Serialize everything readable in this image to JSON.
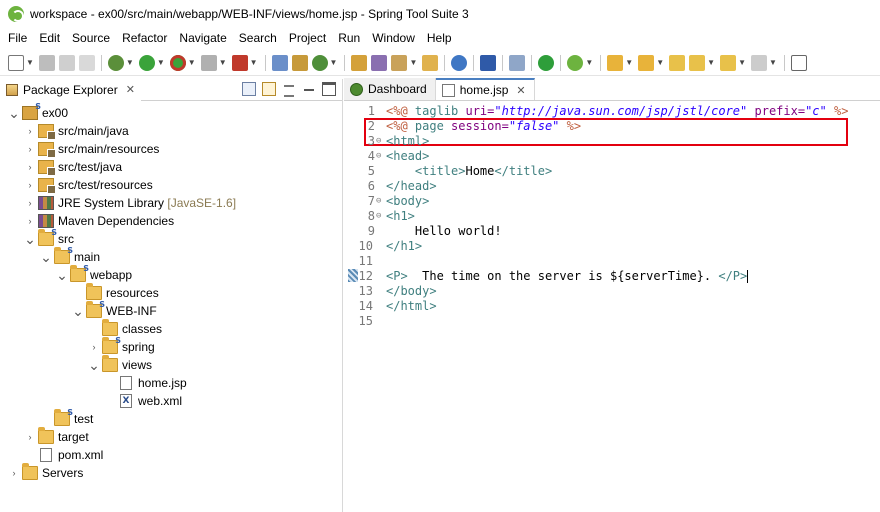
{
  "window": {
    "title": "workspace - ex00/src/main/webapp/WEB-INF/views/home.jsp - Spring Tool Suite 3"
  },
  "menubar": {
    "items": [
      "File",
      "Edit",
      "Source",
      "Refactor",
      "Navigate",
      "Search",
      "Project",
      "Run",
      "Window",
      "Help"
    ]
  },
  "package_explorer": {
    "title": "Package Explorer",
    "close": "✕",
    "tree": [
      {
        "label": "ex00",
        "icon": "project-icon",
        "twisty": "open"
      },
      {
        "label": "src/main/java",
        "icon": "source-folder-icon",
        "twisty": "closed"
      },
      {
        "label": "src/main/resources",
        "icon": "source-folder-icon",
        "twisty": "closed"
      },
      {
        "label": "src/test/java",
        "icon": "source-folder-icon",
        "twisty": "closed"
      },
      {
        "label": "src/test/resources",
        "icon": "source-folder-icon",
        "twisty": "closed"
      },
      {
        "label": "JRE System Library",
        "suffix": "[JavaSE-1.6]",
        "icon": "library-icon",
        "twisty": "closed"
      },
      {
        "label": "Maven Dependencies",
        "icon": "library-icon",
        "twisty": "closed"
      },
      {
        "label": "src",
        "icon": "folder-icon",
        "twisty": "open"
      },
      {
        "label": "main",
        "icon": "folder-icon",
        "twisty": "open"
      },
      {
        "label": "webapp",
        "icon": "folder-icon",
        "twisty": "open"
      },
      {
        "label": "resources",
        "icon": "folder-icon",
        "twisty": "none"
      },
      {
        "label": "WEB-INF",
        "icon": "folder-icon",
        "twisty": "open"
      },
      {
        "label": "classes",
        "icon": "folder-icon",
        "twisty": "none"
      },
      {
        "label": "spring",
        "icon": "folder-icon",
        "twisty": "closed"
      },
      {
        "label": "views",
        "icon": "folder-icon",
        "twisty": "open"
      },
      {
        "label": "home.jsp",
        "icon": "jsp-file-icon",
        "twisty": "none"
      },
      {
        "label": "web.xml",
        "icon": "xml-file-icon",
        "twisty": "none"
      },
      {
        "label": "test",
        "icon": "folder-icon",
        "twisty": "none"
      },
      {
        "label": "target",
        "icon": "folder-icon",
        "twisty": "closed"
      },
      {
        "label": "pom.xml",
        "icon": "pom-file-icon",
        "twisty": "none"
      },
      {
        "label": "Servers",
        "icon": "folder-icon",
        "twisty": "closed"
      }
    ]
  },
  "editor": {
    "tabs": [
      {
        "label": "Dashboard",
        "icon": "dashboard-icon",
        "active": false
      },
      {
        "label": "home.jsp",
        "icon": "jsp-file-icon",
        "active": true
      }
    ],
    "close": "✕",
    "lines": [
      {
        "n": "1",
        "fold": "",
        "segments": [
          {
            "t": "<%@ ",
            "c": "c-dir"
          },
          {
            "t": "taglib ",
            "c": "c-tag"
          },
          {
            "t": "uri=",
            "c": "c-attr"
          },
          {
            "t": "\"http://java.sun.com/jsp/jstl/core\"",
            "c": "c-str"
          },
          {
            "t": " prefix=",
            "c": "c-attr"
          },
          {
            "t": "\"c\"",
            "c": "c-str"
          },
          {
            "t": " %>",
            "c": "c-dir"
          }
        ]
      },
      {
        "n": "2",
        "fold": "",
        "segments": [
          {
            "t": "<%@ ",
            "c": "c-dir"
          },
          {
            "t": "page ",
            "c": "c-tag"
          },
          {
            "t": "session=",
            "c": "c-attr"
          },
          {
            "t": "\"false\"",
            "c": "c-str"
          },
          {
            "t": " %>",
            "c": "c-dir"
          }
        ]
      },
      {
        "n": "3",
        "fold": "⊖",
        "segments": [
          {
            "t": "<html>",
            "c": "c-tag"
          }
        ]
      },
      {
        "n": "4",
        "fold": "⊖",
        "segments": [
          {
            "t": "<head>",
            "c": "c-tag"
          }
        ]
      },
      {
        "n": "5",
        "fold": "",
        "segments": [
          {
            "t": "    <title>",
            "c": "c-tag"
          },
          {
            "t": "Home",
            "c": "c-plain"
          },
          {
            "t": "</title>",
            "c": "c-tag"
          }
        ]
      },
      {
        "n": "6",
        "fold": "",
        "segments": [
          {
            "t": "</head>",
            "c": "c-tag"
          }
        ]
      },
      {
        "n": "7",
        "fold": "⊖",
        "segments": [
          {
            "t": "<body>",
            "c": "c-tag"
          }
        ]
      },
      {
        "n": "8",
        "fold": "⊖",
        "segments": [
          {
            "t": "<h1>",
            "c": "c-tag"
          }
        ]
      },
      {
        "n": "9",
        "fold": "",
        "segments": [
          {
            "t": "    Hello world!",
            "c": "c-plain"
          }
        ]
      },
      {
        "n": "10",
        "fold": "",
        "segments": [
          {
            "t": "</h1>",
            "c": "c-tag"
          }
        ]
      },
      {
        "n": "11",
        "fold": "",
        "segments": []
      },
      {
        "n": "12",
        "fold": "",
        "segments": [
          {
            "t": "<P>",
            "c": "c-tag"
          },
          {
            "t": "  The time on the server is ${serverTime}. ",
            "c": "c-plain"
          },
          {
            "t": "</P>",
            "c": "c-tag"
          }
        ]
      },
      {
        "n": "13",
        "fold": "",
        "segments": [
          {
            "t": "</body>",
            "c": "c-tag"
          }
        ]
      },
      {
        "n": "14",
        "fold": "",
        "segments": [
          {
            "t": "</html>",
            "c": "c-tag"
          }
        ]
      },
      {
        "n": "15",
        "fold": "",
        "segments": []
      }
    ]
  },
  "colors": {
    "highlight_box": "#e3000f",
    "active_tab_accent": "#4a7fc1"
  }
}
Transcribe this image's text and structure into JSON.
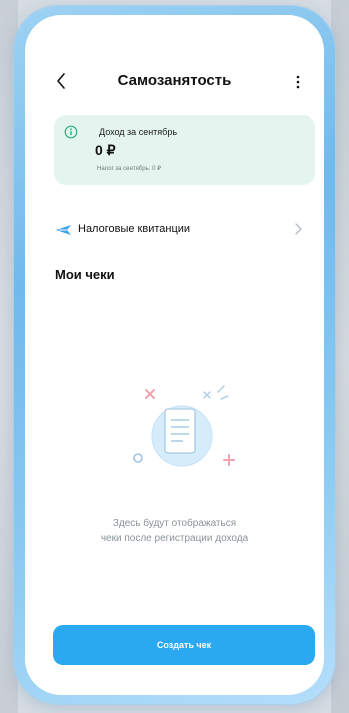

▶ **GIVEN TASK**
Reproduce every line precisely as given, omitting all pictures.

▶ **FULL RESPONSE**
Serialize everything readable in this image to JSON.
{
  "window": {
    "title": "workspace - ex00/src/main/webapp/WEB-INF/views/home.jsp - Spring Tool Suite 3"
  },
  "menubar": {
    "items": [
      "File",
      "Edit",
      "Source",
      "Refactor",
      "Navigate",
      "Search",
      "Project",
      "Run",
      "Window",
      "Help"
    ]
  },
  "package_explorer": {
    "title": "Package Explorer",
    "close": "✕",
    "tree": [
      {
        "label": "ex00",
        "icon": "project-icon",
        "twisty": "open"
      },
      {
        "label": "src/main/java",
        "icon": "source-folder-icon",
        "twisty": "closed"
      },
      {
        "label": "src/main/resources",
        "icon": "source-folder-icon",
        "twisty": "closed"
      },
      {
        "label": "src/test/java",
        "icon": "source-folder-icon",
        "twisty": "closed"
      },
      {
        "label": "src/test/resources",
        "icon": "source-folder-icon",
        "twisty": "closed"
      },
      {
        "label": "JRE System Library",
        "suffix": "[JavaSE-1.6]",
        "icon": "library-icon",
        "twisty": "closed"
      },
      {
        "label": "Maven Dependencies",
        "icon": "library-icon",
        "twisty": "closed"
      },
      {
        "label": "src",
        "icon": "folder-icon",
        "twisty": "open"
      },
      {
        "label": "main",
        "icon": "folder-icon",
        "twisty": "open"
      },
      {
        "label": "webapp",
        "icon": "folder-icon",
        "twisty": "open"
      },
      {
        "label": "resources",
        "icon": "folder-icon",
        "twisty": "none"
      },
      {
        "label": "WEB-INF",
        "icon": "folder-icon",
        "twisty": "open"
      },
      {
        "label": "classes",
        "icon": "folder-icon",
        "twisty": "none"
      },
      {
        "label": "spring",
        "icon": "folder-icon",
        "twisty": "closed"
      },
      {
        "label": "views",
        "icon": "folder-icon",
        "twisty": "open"
      },
      {
        "label": "home.jsp",
        "icon": "jsp-file-icon",
        "twisty": "none"
      },
      {
        "label": "web.xml",
        "icon": "xml-file-icon",
        "twisty": "none"
      },
      {
        "label": "test",
        "icon": "folder-icon",
        "twisty": "none"
      },
      {
        "label": "target",
        "icon": "folder-icon",
        "twisty": "closed"
      },
      {
        "label": "pom.xml",
        "icon": "pom-file-icon",
        "twisty": "none"
      },
      {
        "label": "Servers",
        "icon": "folder-icon",
        "twisty": "closed"
      }
    ]
  },
  "editor": {
    "tabs": [
      {
        "label": "Dashboard",
        "icon": "dashboard-icon",
        "active": false
      },
      {
        "label": "home.jsp",
        "icon": "jsp-file-icon",
        "active": true
      }
    ],
    "close": "✕",
    "lines": [
      {
        "n": "1",
        "fold": "",
        "segments": [
          {
            "t": "<%@ ",
            "c": "c-dir"
          },
          {
            "t": "taglib ",
            "c": "c-tag"
          },
          {
            "t": "uri=",
            "c": "c-attr"
          },
          {
            "t": "\"http://java.sun.com/jsp/jstl/core\"",
            "c": "c-str"
          },
          {
            "t": " prefix=",
            "c": "c-attr"
          },
          {
            "t": "\"c\"",
            "c": "c-str"
          },
          {
            "t": " %>",
            "c": "c-dir"
          }
        ]
      },
      {
        "n": "2",
        "fold": "",
        "segments": [
          {
            "t": "<%@ ",
            "c": "c-dir"
          },
          {
            "t": "page ",
            "c": "c-tag"
          },
          {
            "t": "session=",
            "c": "c-attr"
          },
          {
            "t": "\"false\"",
            "c": "c-str"
          },
          {
            "t": " %>",
            "c": "c-dir"
          }
        ]
      },
      {
        "n": "3",
        "fold": "⊖",
        "segments": [
          {
            "t": "<html>",
            "c": "c-tag"
          }
        ]
      },
      {
        "n": "4",
        "fold": "⊖",
        "segments": [
          {
            "t": "<head>",
            "c": "c-tag"
          }
        ]
      },
      {
        "n": "5",
        "fold": "",
        "segments": [
          {
            "t": "    <title>",
            "c": "c-tag"
          },
          {
            "t": "Home",
            "c": "c-plain"
          },
          {
            "t": "</title>",
            "c": "c-tag"
          }
        ]
      },
      {
        "n": "6",
        "fold": "",
        "segments": [
          {
            "t": "</head>",
            "c": "c-tag"
          }
        ]
      },
      {
        "n": "7",
        "fold": "⊖",
        "segments": [
          {
            "t": "<body>",
            "c": "c-tag"
          }
        ]
      },
      {
        "n": "8",
        "fold": "⊖",
        "segments": [
          {
            "t": "<h1>",
            "c": "c-tag"
          }
        ]
      },
      {
        "n": "9",
        "fold": "",
        "segments": [
          {
            "t": "    Hello world!",
            "c": "c-plain"
          }
        ]
      },
      {
        "n": "10",
        "fold": "",
        "segments": [
          {
            "t": "</h1>",
            "c": "c-tag"
          }
        ]
      },
      {
        "n": "11",
        "fold": "",
        "segments": []
      },
      {
        "n": "12",
        "fold": "",
        "segments": [
          {
            "t": "<P>",
            "c": "c-tag"
          },
          {
            "t": "  The time on the server is ${serverTime}. ",
            "c": "c-plain"
          },
          {
            "t": "</P>",
            "c": "c-tag"
          }
        ]
      },
      {
        "n": "13",
        "fold": "",
        "segments": [
          {
            "t": "</body>",
            "c": "c-tag"
          }
        ]
      },
      {
        "n": "14",
        "fold": "",
        "segments": [
          {
            "t": "</html>",
            "c": "c-tag"
          }
        ]
      },
      {
        "n": "15",
        "fold": "",
        "segments": []
      }
    ]
  },
  "colors": {
    "highlight_box": "#e3000f",
    "active_tab_accent": "#4a7fc1"
  }
}
Transcribe this image's text and structure into JSON.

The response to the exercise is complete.